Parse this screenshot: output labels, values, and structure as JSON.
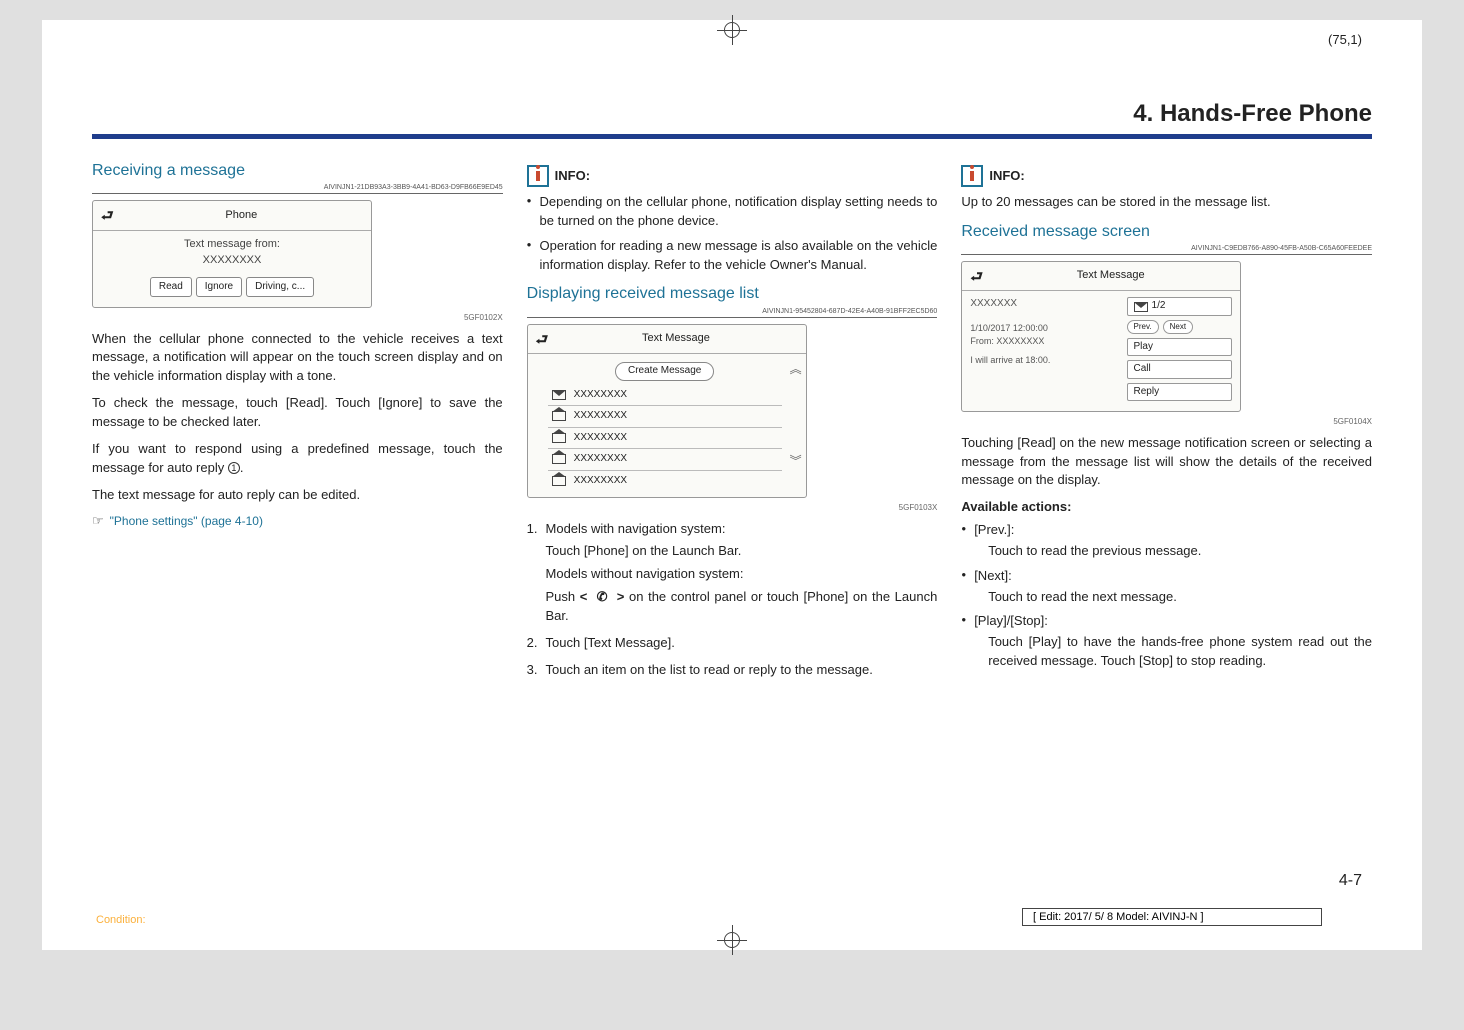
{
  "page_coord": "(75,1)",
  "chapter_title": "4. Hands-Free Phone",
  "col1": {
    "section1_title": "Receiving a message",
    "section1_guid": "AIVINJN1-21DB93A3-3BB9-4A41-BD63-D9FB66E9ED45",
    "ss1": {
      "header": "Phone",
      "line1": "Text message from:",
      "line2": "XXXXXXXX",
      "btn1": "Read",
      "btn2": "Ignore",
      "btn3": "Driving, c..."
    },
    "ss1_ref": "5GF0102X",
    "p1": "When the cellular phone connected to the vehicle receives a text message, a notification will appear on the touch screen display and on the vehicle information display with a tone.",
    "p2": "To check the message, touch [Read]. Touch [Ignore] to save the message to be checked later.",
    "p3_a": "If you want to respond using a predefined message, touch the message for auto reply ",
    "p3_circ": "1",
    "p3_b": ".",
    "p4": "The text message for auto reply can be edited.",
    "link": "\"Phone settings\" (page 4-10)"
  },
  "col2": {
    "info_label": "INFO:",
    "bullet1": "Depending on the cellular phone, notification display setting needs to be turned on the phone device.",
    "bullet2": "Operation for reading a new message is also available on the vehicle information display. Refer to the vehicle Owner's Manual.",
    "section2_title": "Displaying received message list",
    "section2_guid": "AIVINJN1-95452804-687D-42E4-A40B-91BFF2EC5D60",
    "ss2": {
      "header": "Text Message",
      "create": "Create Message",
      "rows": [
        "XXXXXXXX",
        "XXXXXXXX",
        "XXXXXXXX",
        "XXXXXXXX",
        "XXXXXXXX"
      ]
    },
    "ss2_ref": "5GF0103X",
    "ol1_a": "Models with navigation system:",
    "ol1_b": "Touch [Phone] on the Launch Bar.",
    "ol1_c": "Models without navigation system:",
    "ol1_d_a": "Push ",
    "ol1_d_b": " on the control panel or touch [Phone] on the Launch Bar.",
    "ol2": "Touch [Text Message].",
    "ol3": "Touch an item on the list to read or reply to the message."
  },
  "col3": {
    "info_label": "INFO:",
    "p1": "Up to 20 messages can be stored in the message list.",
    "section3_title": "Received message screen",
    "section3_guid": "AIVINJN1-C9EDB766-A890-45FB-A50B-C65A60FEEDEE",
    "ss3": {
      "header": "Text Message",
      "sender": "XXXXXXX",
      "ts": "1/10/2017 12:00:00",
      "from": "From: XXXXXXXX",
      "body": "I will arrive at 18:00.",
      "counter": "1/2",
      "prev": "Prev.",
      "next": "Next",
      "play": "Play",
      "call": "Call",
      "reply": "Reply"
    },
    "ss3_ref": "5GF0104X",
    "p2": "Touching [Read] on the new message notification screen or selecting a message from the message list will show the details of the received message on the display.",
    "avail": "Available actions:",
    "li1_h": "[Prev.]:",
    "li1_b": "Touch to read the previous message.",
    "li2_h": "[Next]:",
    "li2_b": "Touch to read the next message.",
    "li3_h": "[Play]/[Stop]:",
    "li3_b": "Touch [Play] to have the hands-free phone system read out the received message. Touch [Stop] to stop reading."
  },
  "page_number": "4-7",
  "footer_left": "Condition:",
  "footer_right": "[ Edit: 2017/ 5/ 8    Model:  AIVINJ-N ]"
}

#### [Written request]
Exclude the pictures. Write out the remaining data exactly.

#### [The response]
Parse this screenshot: output labels, values, and structure as JSON.
{
  "page_coord": "(75,1)",
  "chapter_title": "4. Hands-Free Phone",
  "col1": {
    "section1_title": "Receiving a message",
    "section1_guid": "AIVINJN1-21DB93A3-3BB9-4A41-BD63-D9FB66E9ED45",
    "ss1": {
      "header": "Phone",
      "line1": "Text message from:",
      "line2": "XXXXXXXX",
      "btn1": "Read",
      "btn2": "Ignore",
      "btn3": "Driving, c..."
    },
    "ss1_ref": "5GF0102X",
    "p1": "When the cellular phone connected to the vehicle receives a text message, a notification will appear on the touch screen display and on the vehicle information display with a tone.",
    "p2": "To check the message, touch [Read]. Touch [Ignore] to save the message to be checked later.",
    "p3_a": "If you want to respond using a predefined message, touch the message for auto reply ",
    "p3_circ": "1",
    "p3_b": ".",
    "p4": "The text message for auto reply can be edited.",
    "link": "\"Phone settings\" (page 4-10)"
  },
  "col2": {
    "info_label": "INFO:",
    "bullet1": "Depending on the cellular phone, notification display setting needs to be turned on the phone device.",
    "bullet2": "Operation for reading a new message is also available on the vehicle information display. Refer to the vehicle Owner's Manual.",
    "section2_title": "Displaying received message list",
    "section2_guid": "AIVINJN1-95452804-687D-42E4-A40B-91BFF2EC5D60",
    "ss2": {
      "header": "Text Message",
      "create": "Create Message",
      "rows": [
        "XXXXXXXX",
        "XXXXXXXX",
        "XXXXXXXX",
        "XXXXXXXX",
        "XXXXXXXX"
      ]
    },
    "ss2_ref": "5GF0103X",
    "ol1_a": "Models with navigation system:",
    "ol1_b": "Touch [Phone] on the Launch Bar.",
    "ol1_c": "Models without navigation system:",
    "ol1_d_a": "Push ",
    "ol1_d_b": " on the control panel or touch [Phone] on the Launch Bar.",
    "ol2": "Touch [Text Message].",
    "ol3": "Touch an item on the list to read or reply to the message."
  },
  "col3": {
    "info_label": "INFO:",
    "p1": "Up to 20 messages can be stored in the message list.",
    "section3_title": "Received message screen",
    "section3_guid": "AIVINJN1-C9EDB766-A890-45FB-A50B-C65A60FEEDEE",
    "ss3": {
      "header": "Text Message",
      "sender": "XXXXXXX",
      "ts": "1/10/2017 12:00:00",
      "from": "From: XXXXXXXX",
      "body": "I will arrive at 18:00.",
      "counter": "1/2",
      "prev": "Prev.",
      "next": "Next",
      "play": "Play",
      "call": "Call",
      "reply": "Reply"
    },
    "ss3_ref": "5GF0104X",
    "p2": "Touching [Read] on the new message notification screen or selecting a message from the message list will show the details of the received message on the display.",
    "avail": "Available actions:",
    "li1_h": "[Prev.]:",
    "li1_b": "Touch to read the previous message.",
    "li2_h": "[Next]:",
    "li2_b": "Touch to read the next message.",
    "li3_h": "[Play]/[Stop]:",
    "li3_b": "Touch [Play] to have the hands-free phone system read out the received message. Touch [Stop] to stop reading."
  },
  "page_number": "4-7",
  "footer_left": "Condition:",
  "footer_right": "[ Edit: 2017/ 5/ 8    Model:  AIVINJ-N ]"
}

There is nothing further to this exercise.